• [Dataset entries on figures]:
---

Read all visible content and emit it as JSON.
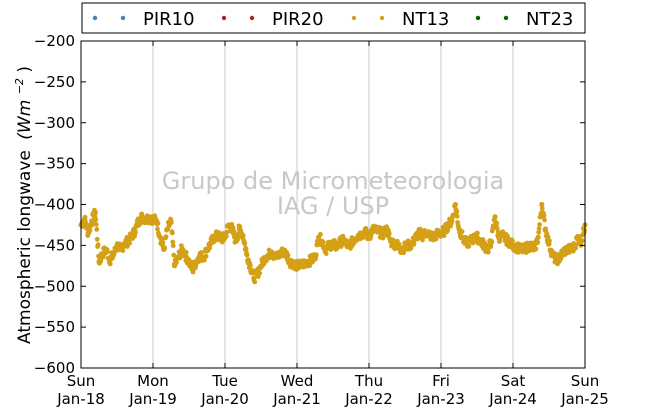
{
  "chart_data": {
    "type": "scatter",
    "ylabel": "Atmospheric longwave",
    "ylabel_unit": "(Wm",
    "ylabel_unit_exp": "−2",
    "ylabel_unit_close": ")",
    "ylim": [
      -600,
      -200
    ],
    "yticks": [
      -200,
      -250,
      -300,
      -350,
      -400,
      -450,
      -500,
      -550,
      -600
    ],
    "ytick_labels": [
      "−200",
      "−250",
      "−300",
      "−350",
      "−400",
      "−450",
      "−500",
      "−550",
      "−600"
    ],
    "xlim": [
      0,
      7
    ],
    "xticks": [
      0,
      1,
      2,
      3,
      4,
      5,
      6,
      7
    ],
    "xtick_labels_line1": [
      "Sun",
      "Mon",
      "Tue",
      "Wed",
      "Thu",
      "Fri",
      "Sat",
      "Sun"
    ],
    "xtick_labels_line2": [
      "Jan-18",
      "Jan-19",
      "Jan-20",
      "Jan-21",
      "Jan-22",
      "Jan-23",
      "Jan-24",
      "Jan-25"
    ],
    "grid": "vertical",
    "legend_placement": "top",
    "watermark": [
      "Grupo de Micrometeorologia",
      "IAG / USP"
    ],
    "series": [
      {
        "name": "PIR10",
        "color": "#4682b4",
        "x": [],
        "y": []
      },
      {
        "name": "PIR20",
        "color": "#b22222",
        "x": [],
        "y": []
      },
      {
        "name": "NT13",
        "color": "#d4a017",
        "x": [
          0.0,
          0.05,
          0.1,
          0.15,
          0.2,
          0.25,
          0.3,
          0.35,
          0.4,
          0.45,
          0.5,
          0.55,
          0.6,
          0.65,
          0.7,
          0.75,
          0.8,
          0.85,
          0.9,
          0.95,
          1.0,
          1.05,
          1.1,
          1.15,
          1.2,
          1.25,
          1.3,
          1.35,
          1.4,
          1.45,
          1.5,
          1.55,
          1.6,
          1.65,
          1.7,
          1.75,
          1.8,
          1.85,
          1.9,
          1.95,
          2.0,
          2.05,
          2.1,
          2.15,
          2.2,
          2.25,
          2.3,
          2.35,
          2.4,
          2.45,
          2.5,
          2.55,
          2.6,
          2.65,
          2.7,
          2.75,
          2.8,
          2.85,
          2.9,
          2.95,
          3.0,
          3.05,
          3.1,
          3.15,
          3.2,
          3.25,
          3.3,
          3.35,
          3.4,
          3.45,
          3.5,
          3.55,
          3.6,
          3.65,
          3.7,
          3.75,
          3.8,
          3.85,
          3.9,
          3.95,
          4.0,
          4.05,
          4.1,
          4.15,
          4.2,
          4.25,
          4.3,
          4.35,
          4.4,
          4.45,
          4.5,
          4.55,
          4.6,
          4.65,
          4.7,
          4.75,
          4.8,
          4.85,
          4.9,
          4.95,
          5.0,
          5.05,
          5.1,
          5.15,
          5.2,
          5.25,
          5.3,
          5.35,
          5.4,
          5.45,
          5.5,
          5.55,
          5.6,
          5.65,
          5.7,
          5.75,
          5.8,
          5.85,
          5.9,
          5.95,
          6.0,
          6.05,
          6.1,
          6.15,
          6.2,
          6.25,
          6.3,
          6.35,
          6.4,
          6.45,
          6.5,
          6.55,
          6.6,
          6.65,
          6.7,
          6.75,
          6.8,
          6.85,
          6.9,
          6.95,
          7.0
        ],
        "y": [
          -425,
          -418,
          -435,
          -420,
          -410,
          -470,
          -460,
          -455,
          -468,
          -462,
          -450,
          -455,
          -448,
          -445,
          -440,
          -432,
          -420,
          -415,
          -418,
          -416,
          -418,
          -420,
          -440,
          -455,
          -430,
          -420,
          -475,
          -465,
          -455,
          -462,
          -470,
          -480,
          -470,
          -462,
          -465,
          -455,
          -448,
          -440,
          -438,
          -442,
          -440,
          -425,
          -430,
          -445,
          -430,
          -438,
          -460,
          -475,
          -490,
          -485,
          -475,
          -465,
          -462,
          -458,
          -465,
          -462,
          -458,
          -460,
          -470,
          -472,
          -475,
          -474,
          -472,
          -470,
          -468,
          -465,
          -440,
          -445,
          -455,
          -450,
          -448,
          -452,
          -446,
          -444,
          -450,
          -448,
          -442,
          -438,
          -436,
          -434,
          -440,
          -430,
          -432,
          -434,
          -436,
          -430,
          -445,
          -448,
          -450,
          -455,
          -452,
          -450,
          -448,
          -440,
          -435,
          -438,
          -434,
          -438,
          -440,
          -436,
          -435,
          -432,
          -425,
          -420,
          -400,
          -430,
          -440,
          -448,
          -445,
          -442,
          -440,
          -445,
          -450,
          -455,
          -445,
          -415,
          -440,
          -438,
          -442,
          -446,
          -450,
          -452,
          -455,
          -455,
          -452,
          -450,
          -455,
          -440,
          -400,
          -430,
          -448,
          -462,
          -468,
          -465,
          -458,
          -455,
          -455,
          -452,
          -440,
          -445,
          -425
        ]
      },
      {
        "name": "NT23",
        "color": "#006400",
        "x": [],
        "y": []
      }
    ]
  }
}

---

• [The request]:
Lines containing "name" are to be counted. State the total and add nothing.

• [Task answer]:
4